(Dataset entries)
----

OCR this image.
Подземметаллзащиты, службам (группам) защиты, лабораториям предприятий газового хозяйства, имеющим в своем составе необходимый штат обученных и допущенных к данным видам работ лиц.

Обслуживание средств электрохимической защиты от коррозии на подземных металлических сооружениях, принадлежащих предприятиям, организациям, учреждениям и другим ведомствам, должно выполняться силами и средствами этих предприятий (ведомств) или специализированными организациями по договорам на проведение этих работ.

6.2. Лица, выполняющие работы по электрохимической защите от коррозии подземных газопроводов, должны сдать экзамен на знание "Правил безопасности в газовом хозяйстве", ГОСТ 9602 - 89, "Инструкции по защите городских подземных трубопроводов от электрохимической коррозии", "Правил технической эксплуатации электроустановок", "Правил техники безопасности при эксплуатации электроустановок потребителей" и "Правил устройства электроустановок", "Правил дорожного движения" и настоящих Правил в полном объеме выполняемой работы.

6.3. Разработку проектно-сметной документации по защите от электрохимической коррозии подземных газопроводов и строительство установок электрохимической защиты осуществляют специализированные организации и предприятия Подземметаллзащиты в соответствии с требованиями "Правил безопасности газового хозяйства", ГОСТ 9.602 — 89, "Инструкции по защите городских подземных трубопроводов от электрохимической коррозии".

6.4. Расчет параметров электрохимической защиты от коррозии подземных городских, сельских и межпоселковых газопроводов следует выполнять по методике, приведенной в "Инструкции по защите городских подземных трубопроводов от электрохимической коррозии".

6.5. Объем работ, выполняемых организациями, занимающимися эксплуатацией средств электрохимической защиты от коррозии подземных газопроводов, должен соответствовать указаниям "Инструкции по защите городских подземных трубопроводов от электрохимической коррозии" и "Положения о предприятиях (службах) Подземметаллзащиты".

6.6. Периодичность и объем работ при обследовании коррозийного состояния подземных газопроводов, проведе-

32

----

WHAT TO PRODUCE
Write out every entry above, word for word.

ANSWER TO THIS TASK
OCR this image.
Подземметаллзащиты, службам (группам) защиты, лабораториям предприятий газового хозяйства, имеющим в своем составе необходимый штат обученных и допущенных к данным видам работ лиц.

Обслуживание средств электрохимической защиты от коррозии на подземных металлических сооружениях, принадлежащих предприятиям, организациям, учреждениям и другим ведомствам, должно выполняться силами и средствами этих предприятий (ведомств) или специализированными организациями по договорам на проведение этих работ.

6.2. Лица, выполняющие работы по электрохимической защите от коррозии подземных газопроводов, должны сдать экзамен на знание "Правил безопасности в газовом хозяйстве", ГОСТ 9602 - 89, "Инструкции по защите городских подземных трубопроводов от электрохимической коррозии", "Правил технической эксплуатации электроустановок", "Правил техники безопасности при эксплуатации электроустановок потребителей" и "Правил устройства электроустановок", "Правил дорожного движения" и настоящих Правил в полном объеме выполняемой работы.

6.3. Разработку проектно-сметной документации по защите от электрохимической коррозии подземных газопроводов и строительство установок электрохимической защиты осуществляют специализированные организации и предприятия Подземметаллзащиты в соответствии с требованиями "Правил безопасности газового хозяйства", ГОСТ 9.602 — 89, "Инструкции по защите городских подземных трубопроводов от электрохимической коррозии".

6.4. Расчет параметров электрохимической защиты от коррозии подземных городских, сельских и межпоселковых газопроводов следует выполнять по методике, приведенной в "Инструкции по защите городских подземных трубопроводов от электрохимической коррозии".

6.5. Объем работ, выполняемых организациями, занимающимися эксплуатацией средств электрохимической защиты от коррозии подземных газопроводов, должен соответствовать указаниям "Инструкции по защите городских подземных трубопроводов от электрохимической коррозии" и "Положения о предприятиях (службах) Подземметаллзащиты".

6.6. Периодичность и объем работ при обследовании коррозийного состояния подземных газопроводов, проведе-

32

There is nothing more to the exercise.